[Start of Data supplied]
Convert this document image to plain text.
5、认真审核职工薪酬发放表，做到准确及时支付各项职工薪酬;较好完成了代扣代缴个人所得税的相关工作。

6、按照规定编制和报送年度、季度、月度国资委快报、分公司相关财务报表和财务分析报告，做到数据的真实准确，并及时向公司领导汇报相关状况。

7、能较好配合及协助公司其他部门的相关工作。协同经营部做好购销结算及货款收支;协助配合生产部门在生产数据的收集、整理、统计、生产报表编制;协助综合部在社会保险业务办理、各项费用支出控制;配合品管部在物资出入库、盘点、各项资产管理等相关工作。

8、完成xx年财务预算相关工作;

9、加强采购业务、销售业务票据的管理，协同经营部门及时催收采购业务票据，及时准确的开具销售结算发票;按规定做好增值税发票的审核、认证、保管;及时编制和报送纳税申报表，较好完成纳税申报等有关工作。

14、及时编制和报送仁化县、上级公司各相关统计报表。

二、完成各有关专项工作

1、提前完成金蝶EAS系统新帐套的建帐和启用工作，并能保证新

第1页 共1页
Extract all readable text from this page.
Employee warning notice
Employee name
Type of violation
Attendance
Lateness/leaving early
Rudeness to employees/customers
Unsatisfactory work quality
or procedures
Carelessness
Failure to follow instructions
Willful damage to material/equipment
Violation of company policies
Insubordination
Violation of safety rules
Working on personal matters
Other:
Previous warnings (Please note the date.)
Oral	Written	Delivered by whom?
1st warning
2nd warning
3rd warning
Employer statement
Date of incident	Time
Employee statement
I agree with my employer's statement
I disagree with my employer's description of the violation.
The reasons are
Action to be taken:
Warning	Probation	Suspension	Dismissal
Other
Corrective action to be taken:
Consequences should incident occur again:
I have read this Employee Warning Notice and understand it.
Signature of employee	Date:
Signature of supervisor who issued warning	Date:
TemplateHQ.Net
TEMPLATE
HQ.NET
[End of Data supplied]
All entries must be repeated verbatim.

Reply to the task:
Convert this document image to plain text.
5、认真审核职工薪酬发放表，做到准确及时支付各项职工薪酬;较好完成了代扣代缴个人所得税的相关工作。

6、按照规定编制和报送年度、季度、月度国资委快报、分公司相关财务报表和财务分析报告，做到数据的真实准确，并及时向公司领导汇报相关状况。

7、能较好配合及协助公司其他部门的相关工作。协同经营部做好购销结算及货款收支;协助配合生产部门在生产数据的收集、整理、统计、生产报表编制;协助综合部在社会保险业务办理、各项费用支出控制;配合品管部在物资出入库、盘点、各项资产管理等相关工作。

8、完成xx年财务预算相关工作;

9、加强采购业务、销售业务票据的管理，协同经营部门及时催收采购业务票据，及时准确的开具销售结算发票;按规定做好增值税发票的审核、认证、保管;及时编制和报送纳税申报表，较好完成纳税申报等有关工作。

14、及时编制和报送仁化县、上级公司各相关统计报表。

二、完成各有关专项工作

1、提前完成金蝶EAS系统新帐套的建帐和启用工作，并能保证新

第1页 共1页
Extract all readable text from this page.
Employee warning notice
Employee name
Type of violation
Attendance
Lateness/leaving early
Rudeness to employees/customers
Unsatisfactory work quality
or procedures
Carelessness
Failure to follow instructions
Willful damage to material/equipment
Violation of company policies
Insubordination
Violation of safety rules
Working on personal matters
Other:
Previous warnings (Please note the date.)
Oral	Written	Delivered by whom?
1st warning
2nd warning
3rd warning
Employer statement
Date of incident	Time
Employee statement
I agree with my employer's statement
I disagree with my employer's description of the violation.
The reasons are
Action to be taken:
Warning	Probation	Suspension	Dismissal
Other
Corrective action to be taken:
Consequences should incident occur again:
I have read this Employee Warning Notice and understand it.
Signature of employee	Date:
Signature of supervisor who issued warning	Date:
TemplateHQ.Net
TEMPLATE
HQ.NET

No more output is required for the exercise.